**What is required**
From the entries provided below, copy each line that contains the word "раза".

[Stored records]

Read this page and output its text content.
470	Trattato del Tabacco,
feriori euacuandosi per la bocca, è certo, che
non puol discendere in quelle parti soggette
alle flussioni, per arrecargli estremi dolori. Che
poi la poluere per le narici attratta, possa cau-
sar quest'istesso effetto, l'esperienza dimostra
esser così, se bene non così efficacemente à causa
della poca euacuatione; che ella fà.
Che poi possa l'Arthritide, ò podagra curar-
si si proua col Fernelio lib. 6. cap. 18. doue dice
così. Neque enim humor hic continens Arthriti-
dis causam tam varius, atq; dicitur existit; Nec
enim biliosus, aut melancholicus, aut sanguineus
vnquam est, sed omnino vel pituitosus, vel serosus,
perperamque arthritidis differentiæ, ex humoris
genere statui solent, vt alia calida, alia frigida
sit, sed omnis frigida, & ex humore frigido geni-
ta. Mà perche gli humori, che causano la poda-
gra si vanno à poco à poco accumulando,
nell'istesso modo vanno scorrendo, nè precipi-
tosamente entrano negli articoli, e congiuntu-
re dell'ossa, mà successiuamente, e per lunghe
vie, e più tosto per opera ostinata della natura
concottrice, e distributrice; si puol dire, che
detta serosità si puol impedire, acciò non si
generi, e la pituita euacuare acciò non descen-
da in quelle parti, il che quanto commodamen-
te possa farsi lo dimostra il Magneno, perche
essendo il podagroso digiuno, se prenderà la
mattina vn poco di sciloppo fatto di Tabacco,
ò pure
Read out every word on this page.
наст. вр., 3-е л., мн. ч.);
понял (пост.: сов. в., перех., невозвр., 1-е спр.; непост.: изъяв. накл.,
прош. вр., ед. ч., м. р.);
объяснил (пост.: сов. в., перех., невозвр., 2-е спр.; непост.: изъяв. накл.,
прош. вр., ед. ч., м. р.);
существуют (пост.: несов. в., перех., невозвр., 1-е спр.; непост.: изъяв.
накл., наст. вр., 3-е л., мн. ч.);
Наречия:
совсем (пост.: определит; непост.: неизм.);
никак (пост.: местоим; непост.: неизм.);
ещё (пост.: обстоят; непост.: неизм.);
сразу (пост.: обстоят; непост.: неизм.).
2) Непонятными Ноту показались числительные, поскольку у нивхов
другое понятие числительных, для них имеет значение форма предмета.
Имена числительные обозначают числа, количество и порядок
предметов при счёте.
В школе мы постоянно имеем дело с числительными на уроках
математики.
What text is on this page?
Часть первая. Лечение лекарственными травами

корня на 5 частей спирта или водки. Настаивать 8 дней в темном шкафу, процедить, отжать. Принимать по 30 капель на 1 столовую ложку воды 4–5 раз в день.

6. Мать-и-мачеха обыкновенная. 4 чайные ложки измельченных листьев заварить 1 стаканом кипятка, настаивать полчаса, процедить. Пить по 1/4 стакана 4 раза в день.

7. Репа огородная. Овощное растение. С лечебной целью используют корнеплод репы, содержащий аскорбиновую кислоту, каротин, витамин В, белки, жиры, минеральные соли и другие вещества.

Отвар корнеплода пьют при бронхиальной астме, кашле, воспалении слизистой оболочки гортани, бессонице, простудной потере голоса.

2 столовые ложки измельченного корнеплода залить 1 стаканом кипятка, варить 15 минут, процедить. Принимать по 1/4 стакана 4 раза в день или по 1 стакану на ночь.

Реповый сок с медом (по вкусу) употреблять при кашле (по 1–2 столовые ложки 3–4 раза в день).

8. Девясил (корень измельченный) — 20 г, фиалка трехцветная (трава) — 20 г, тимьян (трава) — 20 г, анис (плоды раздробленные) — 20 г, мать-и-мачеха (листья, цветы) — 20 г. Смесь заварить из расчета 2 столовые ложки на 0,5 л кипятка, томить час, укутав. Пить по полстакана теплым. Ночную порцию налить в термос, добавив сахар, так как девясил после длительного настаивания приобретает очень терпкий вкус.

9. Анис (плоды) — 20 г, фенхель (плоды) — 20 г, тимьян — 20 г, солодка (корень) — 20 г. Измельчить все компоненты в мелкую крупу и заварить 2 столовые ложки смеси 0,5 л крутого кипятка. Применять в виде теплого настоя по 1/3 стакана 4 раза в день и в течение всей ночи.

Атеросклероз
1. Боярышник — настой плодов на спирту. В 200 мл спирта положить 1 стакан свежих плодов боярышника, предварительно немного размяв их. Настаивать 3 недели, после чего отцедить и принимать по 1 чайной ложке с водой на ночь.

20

**Reply**
6. Мать-и-мачеха обыкновенная. 4 чайные ложки измельченных листьев заварить 1 стаканом кипятка, настаивать полчаса, процедить. Пить по 1/4 стакана 4 раза в день.
2 столовые ложки измельченного корнеплода залить 1 стаканом кипятка, варить 15 минут, процедить. Принимать по 1/4 стакана 4 раза в день или по 1 стакану на ночь.
Реповый сок с медом (по вкусу) употреблять при кашле (по 1–2 столовые ложки 3–4 раза в день).
9. Анис (плоды) — 20 г, фенхель (плоды) — 20 г, тимьян — 20 г, солодка (корень) — 20 г. Измельчить все компоненты в мелкую крупу и заварить 2 столовые ложки смеси 0,5 л крутого кипятка. Применять в виде теплого настоя по 1/3 стакана 4 раза в день и в течение всей ночи.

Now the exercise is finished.